__Task to complete__. Return all entries precisely as they stand, without the images.

[Entries from a dataset]

------

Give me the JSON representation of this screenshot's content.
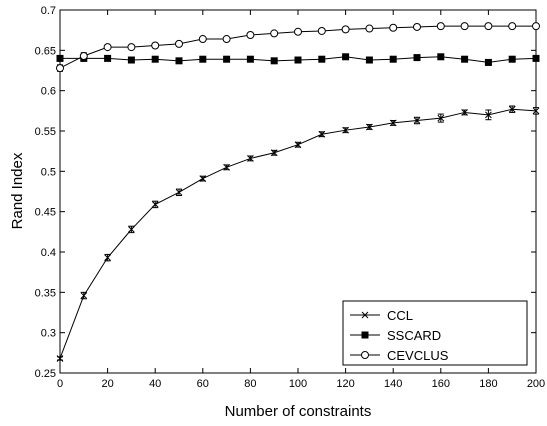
{
  "chart_data": {
    "type": "line",
    "xlabel": "Number of constraints",
    "ylabel": "Rand Index",
    "xlim": [
      0,
      200
    ],
    "ylim": [
      0.25,
      0.7
    ],
    "xticks": [
      0,
      20,
      40,
      60,
      80,
      100,
      120,
      140,
      160,
      180,
      200
    ],
    "yticks": [
      0.25,
      0.3,
      0.35,
      0.4,
      0.45,
      0.5,
      0.55,
      0.6,
      0.65,
      0.7
    ],
    "x": [
      0,
      10,
      20,
      30,
      40,
      50,
      60,
      70,
      80,
      90,
      100,
      110,
      120,
      130,
      140,
      150,
      160,
      170,
      180,
      190,
      200
    ],
    "grid": false,
    "legend_position": "bottom-right",
    "series": [
      {
        "name": "CCL",
        "marker": "x",
        "values": [
          0.268,
          0.346,
          0.393,
          0.428,
          0.459,
          0.474,
          0.491,
          0.505,
          0.516,
          0.523,
          0.533,
          0.546,
          0.551,
          0.555,
          0.56,
          0.563,
          0.566,
          0.573,
          0.57,
          0.577,
          0.575
        ],
        "errors": [
          0.002,
          0.004,
          0.004,
          0.004,
          0.004,
          0.004,
          0.003,
          0.003,
          0.003,
          0.003,
          0.003,
          0.003,
          0.003,
          0.003,
          0.003,
          0.004,
          0.005,
          0.003,
          0.006,
          0.004,
          0.004
        ]
      },
      {
        "name": "SSCARD",
        "marker": "square-filled",
        "values": [
          0.64,
          0.64,
          0.64,
          0.638,
          0.639,
          0.637,
          0.639,
          0.639,
          0.639,
          0.637,
          0.638,
          0.639,
          0.642,
          0.638,
          0.639,
          0.641,
          0.642,
          0.639,
          0.635,
          0.639,
          0.64
        ],
        "errors": [
          0.003,
          0.003,
          0.003,
          0.003,
          0.003,
          0.003,
          0.003,
          0.003,
          0.003,
          0.003,
          0.003,
          0.003,
          0.003,
          0.003,
          0.003,
          0.003,
          0.003,
          0.003,
          0.003,
          0.003,
          0.003
        ]
      },
      {
        "name": "CEVCLUS",
        "marker": "circle-open",
        "values": [
          0.628,
          0.643,
          0.654,
          0.654,
          0.656,
          0.658,
          0.664,
          0.664,
          0.669,
          0.671,
          0.673,
          0.674,
          0.676,
          0.677,
          0.678,
          0.679,
          0.68,
          0.68,
          0.68,
          0.68,
          0.68
        ],
        "errors": [
          0.004,
          0.004,
          0.002,
          0.002,
          0.002,
          0.002,
          0.002,
          0.002,
          0.002,
          0.002,
          0.002,
          0.002,
          0.002,
          0.002,
          0.002,
          0.002,
          0.002,
          0.002,
          0.002,
          0.002,
          0.002
        ]
      }
    ]
  }
}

------

__Solved exercise__.
Give me the JSON representation of this screenshot's content.
{
  "chart_data": {
    "type": "line",
    "xlabel": "Number of constraints",
    "ylabel": "Rand Index",
    "xlim": [
      0,
      200
    ],
    "ylim": [
      0.25,
      0.7
    ],
    "xticks": [
      0,
      20,
      40,
      60,
      80,
      100,
      120,
      140,
      160,
      180,
      200
    ],
    "yticks": [
      0.25,
      0.3,
      0.35,
      0.4,
      0.45,
      0.5,
      0.55,
      0.6,
      0.65,
      0.7
    ],
    "x": [
      0,
      10,
      20,
      30,
      40,
      50,
      60,
      70,
      80,
      90,
      100,
      110,
      120,
      130,
      140,
      150,
      160,
      170,
      180,
      190,
      200
    ],
    "grid": false,
    "legend_position": "bottom-right",
    "series": [
      {
        "name": "CCL",
        "marker": "x",
        "values": [
          0.268,
          0.346,
          0.393,
          0.428,
          0.459,
          0.474,
          0.491,
          0.505,
          0.516,
          0.523,
          0.533,
          0.546,
          0.551,
          0.555,
          0.56,
          0.563,
          0.566,
          0.573,
          0.57,
          0.577,
          0.575
        ],
        "errors": [
          0.002,
          0.004,
          0.004,
          0.004,
          0.004,
          0.004,
          0.003,
          0.003,
          0.003,
          0.003,
          0.003,
          0.003,
          0.003,
          0.003,
          0.003,
          0.004,
          0.005,
          0.003,
          0.006,
          0.004,
          0.004
        ]
      },
      {
        "name": "SSCARD",
        "marker": "square-filled",
        "values": [
          0.64,
          0.64,
          0.64,
          0.638,
          0.639,
          0.637,
          0.639,
          0.639,
          0.639,
          0.637,
          0.638,
          0.639,
          0.642,
          0.638,
          0.639,
          0.641,
          0.642,
          0.639,
          0.635,
          0.639,
          0.64
        ],
        "errors": [
          0.003,
          0.003,
          0.003,
          0.003,
          0.003,
          0.003,
          0.003,
          0.003,
          0.003,
          0.003,
          0.003,
          0.003,
          0.003,
          0.003,
          0.003,
          0.003,
          0.003,
          0.003,
          0.003,
          0.003,
          0.003
        ]
      },
      {
        "name": "CEVCLUS",
        "marker": "circle-open",
        "values": [
          0.628,
          0.643,
          0.654,
          0.654,
          0.656,
          0.658,
          0.664,
          0.664,
          0.669,
          0.671,
          0.673,
          0.674,
          0.676,
          0.677,
          0.678,
          0.679,
          0.68,
          0.68,
          0.68,
          0.68,
          0.68
        ],
        "errors": [
          0.004,
          0.004,
          0.002,
          0.002,
          0.002,
          0.002,
          0.002,
          0.002,
          0.002,
          0.002,
          0.002,
          0.002,
          0.002,
          0.002,
          0.002,
          0.002,
          0.002,
          0.002,
          0.002,
          0.002,
          0.002
        ]
      }
    ]
  }
}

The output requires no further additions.